[What you need to do] In the records below, find each line with the word "Bilaga" and copy it.
◇ ◇ ◇
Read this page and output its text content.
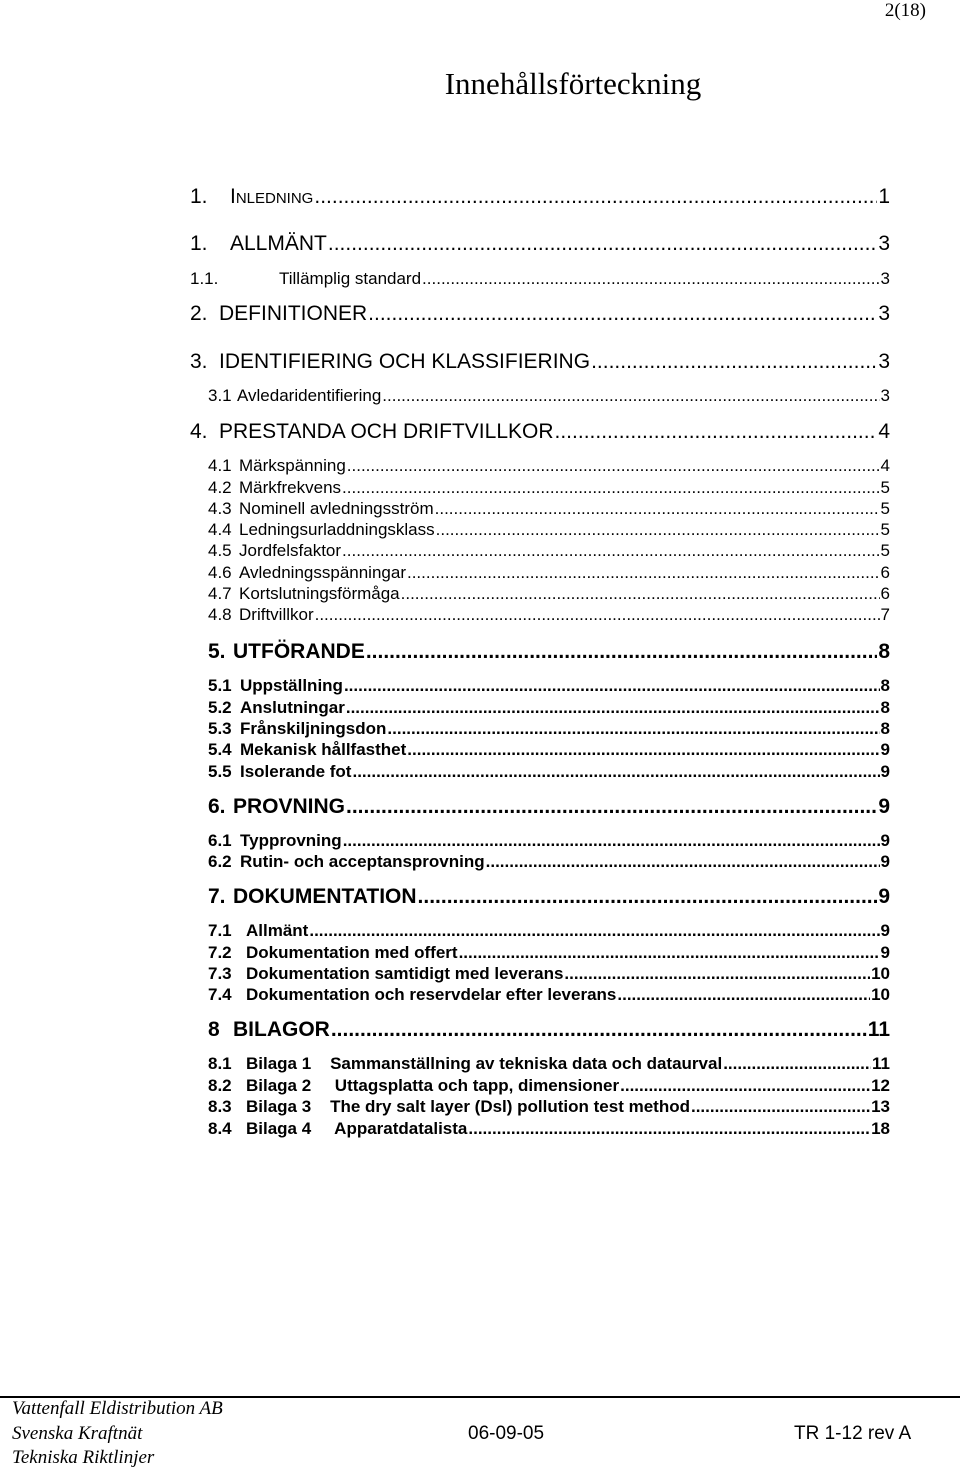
2(18)
Innehållsförteckning
1.	Inledning .....	1
1.	ALLMÄNT .....	3
1.1.	Tillämplig standard .....	3
2. DEFINITIONER .....	3
3. IDENTIFIERING OCH KLASSIFIERING .....	3
3.1 Avledaridentifiering .....	3
4. PRESTANDA OCH DRIFTVILLKOR .....	4
4.1 Märkspänning .....	4
4.2 Märkfrekvens .....	5
4.3 Nominell avledningsström .....	5
4.4 Ledningsurladdningsklass .....	5
4.5 Jordfelsfaktor .....	5
4.6 Avledningsspänningar .....	6
4.7 Kortslutningsförmåga .....	6
4.8 Driftvillkor .....	7
5. UTFÖRANDE .....	8
5.1 Uppställning .....	8
5.2 Anslutningar .....	8
5.3 Frånskiljningsdon .....	8
5.4 Mekanisk hållfasthet .....	9
5.5 Isolerande fot .....	9
6. PROVNING .....	9
6.1 Typprovning .....	9
6.2 Rutin- och acceptansprovning .....	9
7. DOKUMENTATION .....	9
7.1 Allmänt .....	9
7.2 Dokumentation med offert .....	9
7.3 Dokumentation samtidigt med leverans .....	10
7.4 Dokumentation och reservdelar efter leverans .....	10
8 BILAGOR .....	11
8.1 Bilaga 1    Sammanställning av tekniska data och dataurval .....	11
8.2 Bilaga 2     Uttagsplatta och tapp, dimensioner .....	12
8.3 Bilaga 3    The dry salt layer (Dsl) pollution test method .....	13
8.4 Bilaga 4     Apparatdatalista .....	18
Vattenfall Eldistribution AB
Svenska Kraftnät
Tekniska Riktlinjer
06-09-05	TR 1-12 rev A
◇ ◇ ◇
[Answer to the problem]
8.1 Bilaga 1    Sammanställning av tekniska data och dataurval .....	11
8.2 Bilaga 2     Uttagsplatta och tapp, dimensioner .....	12
8.3 Bilaga 3    The dry salt layer (Dsl) pollution test method .....	13
8.4 Bilaga 4     Apparatdatalista .....	18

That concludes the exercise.